## TEXT SECTION
Based on the above considerations, in the present work we have investigated the functional effect of GDNF mutations observed in HSCR patients, as a means to establish their possible contribution to the HSCR phenotype. As mentioned above, Eketjall et al33 showed that specific GDNF mutations alter the GFRα1 binding but retain the ability to activate RET at normal levels, concluding that probably there are two binding sites for GDNF, one formed by GFRα1 and one formed by GFRα1/RET complex. They hypothesised different signalling capabilities for these two sites33 and, in fact, RET-independent GDNF signalling has been shown in neuronal cells.38 However, since no mutation of the GFRA1 gene has been found so far in HSCR patients, in spite of extensive screenings,15,16 it is questionable whether this alternative pathway has any role in the development of HSCR disease. For this reason, we decided to functionally test HSCR associated GDNF mutations by analysing the ability of GDNF mutants to induce RET activation in intact cells. This is the first step of a signal cascade finalised to transcriptional activation in the nucleus. Normal levels of GDNF induced RET autophosphorylation are assumed as the evidence of normal downstream RET-dependent pathway.

After producing five GDNF mutant proteins in COS7 cells and testing their effect on RET expressing SK-N-MC neuroblastoma cells, we have observed a degree of receptor autophosphorylation comparable to that induced by the wt GDNF protein at any tested concentration. A statistical analysis has confirmed that the variability observed in the extent of mutants and wt GDNF induced RET autophosphorylation, both within the same blots and among different blots, is not due to a significant difference in their ability to activate RET (Figure 2).

Our attempt of quantifying the GDNF induced RET activation might have missed faint differences between wt and some of the mutant GDNF proteins. We believe that such a putative undetected effect of mutant proteins, if present, could have been so low that its contribution to the resulting intestinal phenotype would be similarly negligible.

## CHECK YOUR UNDERSTANDING
[a] Copy everything in the passage on GDNF mutations from "Our attempt of" down to "be similarly negligible.".
[b] In one to three sentences, explain why the authors of the passage on GDNF mutations chose to test the mutants by their ability to induce RET activation in intact cells.
[c] Continue the passage on GDNF mutations from where it stops.
The lines have nothing to do with this work.

## PROVIDED MATERIAL
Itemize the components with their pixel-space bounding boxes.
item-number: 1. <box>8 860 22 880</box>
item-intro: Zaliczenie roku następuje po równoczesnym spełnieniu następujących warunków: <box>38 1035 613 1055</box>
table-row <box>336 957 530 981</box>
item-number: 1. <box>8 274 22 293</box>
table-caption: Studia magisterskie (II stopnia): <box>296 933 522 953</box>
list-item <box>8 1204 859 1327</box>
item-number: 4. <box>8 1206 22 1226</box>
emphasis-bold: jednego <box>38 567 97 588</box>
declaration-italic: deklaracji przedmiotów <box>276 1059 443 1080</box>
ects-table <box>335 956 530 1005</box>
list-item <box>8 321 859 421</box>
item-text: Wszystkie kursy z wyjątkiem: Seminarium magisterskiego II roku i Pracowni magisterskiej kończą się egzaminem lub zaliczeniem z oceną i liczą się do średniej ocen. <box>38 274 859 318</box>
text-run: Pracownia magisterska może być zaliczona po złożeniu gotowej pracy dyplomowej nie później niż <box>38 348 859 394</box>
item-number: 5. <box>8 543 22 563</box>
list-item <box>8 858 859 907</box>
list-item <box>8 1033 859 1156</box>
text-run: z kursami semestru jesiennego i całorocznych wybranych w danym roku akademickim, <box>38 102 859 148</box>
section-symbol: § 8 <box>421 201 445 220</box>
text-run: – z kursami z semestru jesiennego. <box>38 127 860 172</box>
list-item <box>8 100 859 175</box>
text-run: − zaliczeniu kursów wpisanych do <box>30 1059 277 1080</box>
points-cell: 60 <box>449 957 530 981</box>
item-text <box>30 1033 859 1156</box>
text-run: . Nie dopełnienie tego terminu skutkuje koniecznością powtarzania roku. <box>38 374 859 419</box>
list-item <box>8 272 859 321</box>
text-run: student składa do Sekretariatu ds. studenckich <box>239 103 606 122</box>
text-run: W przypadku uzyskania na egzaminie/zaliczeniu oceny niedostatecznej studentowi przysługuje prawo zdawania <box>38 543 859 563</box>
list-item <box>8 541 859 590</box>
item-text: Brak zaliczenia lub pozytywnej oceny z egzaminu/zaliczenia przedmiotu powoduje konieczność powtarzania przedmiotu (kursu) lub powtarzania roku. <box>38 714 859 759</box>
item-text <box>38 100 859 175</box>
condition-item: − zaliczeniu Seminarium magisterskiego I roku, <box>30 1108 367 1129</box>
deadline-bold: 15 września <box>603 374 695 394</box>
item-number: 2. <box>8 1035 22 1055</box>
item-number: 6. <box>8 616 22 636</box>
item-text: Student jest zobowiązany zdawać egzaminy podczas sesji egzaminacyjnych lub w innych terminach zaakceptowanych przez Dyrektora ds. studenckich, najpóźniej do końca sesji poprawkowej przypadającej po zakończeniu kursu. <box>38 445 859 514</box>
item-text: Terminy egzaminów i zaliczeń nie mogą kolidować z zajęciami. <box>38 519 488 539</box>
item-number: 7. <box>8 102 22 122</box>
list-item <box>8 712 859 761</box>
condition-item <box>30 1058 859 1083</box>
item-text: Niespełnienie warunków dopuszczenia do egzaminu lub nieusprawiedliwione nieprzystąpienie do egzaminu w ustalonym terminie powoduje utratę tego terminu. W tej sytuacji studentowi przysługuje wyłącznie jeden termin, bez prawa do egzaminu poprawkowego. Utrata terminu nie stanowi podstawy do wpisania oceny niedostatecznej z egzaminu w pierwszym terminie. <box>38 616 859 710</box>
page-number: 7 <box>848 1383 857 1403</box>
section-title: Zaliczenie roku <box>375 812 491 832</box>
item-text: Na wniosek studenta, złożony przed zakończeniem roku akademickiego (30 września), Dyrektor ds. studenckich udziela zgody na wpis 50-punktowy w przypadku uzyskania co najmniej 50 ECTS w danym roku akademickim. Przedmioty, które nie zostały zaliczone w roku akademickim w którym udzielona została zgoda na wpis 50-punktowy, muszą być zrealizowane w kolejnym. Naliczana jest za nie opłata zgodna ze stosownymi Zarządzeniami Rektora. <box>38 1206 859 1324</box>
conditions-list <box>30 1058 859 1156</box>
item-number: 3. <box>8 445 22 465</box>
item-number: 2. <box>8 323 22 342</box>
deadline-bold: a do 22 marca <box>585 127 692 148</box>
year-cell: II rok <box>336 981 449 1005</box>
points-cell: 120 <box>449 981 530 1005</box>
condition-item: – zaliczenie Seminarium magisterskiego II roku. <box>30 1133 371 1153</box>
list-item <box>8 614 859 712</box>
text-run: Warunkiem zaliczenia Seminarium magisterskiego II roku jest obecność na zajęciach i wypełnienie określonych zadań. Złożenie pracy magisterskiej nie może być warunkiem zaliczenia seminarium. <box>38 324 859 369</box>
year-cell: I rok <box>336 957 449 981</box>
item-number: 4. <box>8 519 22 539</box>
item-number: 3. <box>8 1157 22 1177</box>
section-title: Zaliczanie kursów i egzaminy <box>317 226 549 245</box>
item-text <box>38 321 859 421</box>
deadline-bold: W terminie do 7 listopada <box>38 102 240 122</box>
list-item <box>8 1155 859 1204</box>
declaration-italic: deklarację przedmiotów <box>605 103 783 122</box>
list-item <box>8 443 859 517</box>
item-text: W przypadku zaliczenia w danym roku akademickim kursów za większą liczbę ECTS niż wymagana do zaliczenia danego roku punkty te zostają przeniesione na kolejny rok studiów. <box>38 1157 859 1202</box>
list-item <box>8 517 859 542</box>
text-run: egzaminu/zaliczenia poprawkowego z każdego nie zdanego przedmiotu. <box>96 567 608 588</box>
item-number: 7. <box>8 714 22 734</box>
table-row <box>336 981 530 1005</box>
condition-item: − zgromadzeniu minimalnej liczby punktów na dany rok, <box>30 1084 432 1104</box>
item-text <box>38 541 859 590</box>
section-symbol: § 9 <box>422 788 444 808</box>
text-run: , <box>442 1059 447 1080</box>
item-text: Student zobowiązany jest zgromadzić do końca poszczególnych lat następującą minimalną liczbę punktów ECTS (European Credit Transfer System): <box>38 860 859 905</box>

## EXERCISE RESPONSES
[a]
Our attempt of quantifying the GDNF induced RET activation might have missed faint differences between wt and some of the mutant GDNF proteins. We believe that such a putative undetected effect of mutant proteins, if present, could have been so low that its contribution to the resulting intestinal phenotype would be similarly negligible.

[b] No mutation of the GFRA1 gene has been found in HSCR patients despite extensive screenings. It is therefore questionable whether the alternative RET-independent GDNF pathway plays any role in HSCR disease. For this reason, the authors tested whether the GDNF mutants could activate RET.

[c]
While in our functional assay mutant GDNF proteins, produced in the absence of the wt construct, could be only tested as mutant homo-dimers, in HSCR patients GDNF mutations have been detected at the heterozygous status, thus raising the possibility of an in vivo dominant negative effect of mutant/wt hetero-dimers. However, having excluded any role of the mutant homo-dimers, any additional effect of mutant GDNFs can be considered as unlikely.

Finally, the analysed GDNF mutations may have a functional relevance, which we could not rule out, in specific RET contexts, such as common RET haplotypes or SNP alleles. On the other hand, the lack of association with RET mutations affecting the extracellular, GDNF interacting domain seems to exclude a direct, synergical effect of reported GDNF mutations and RET variants on the phenotype.

In conclusion, we have demonstrated that none of the GDNF mutations observed in HSCR patients significantly prevents RET activation and, presumably, the following signal transduction in cultured neuroblastoma cells. This observation is consistent with the lack of genotype/phenotype correlation in human subjects.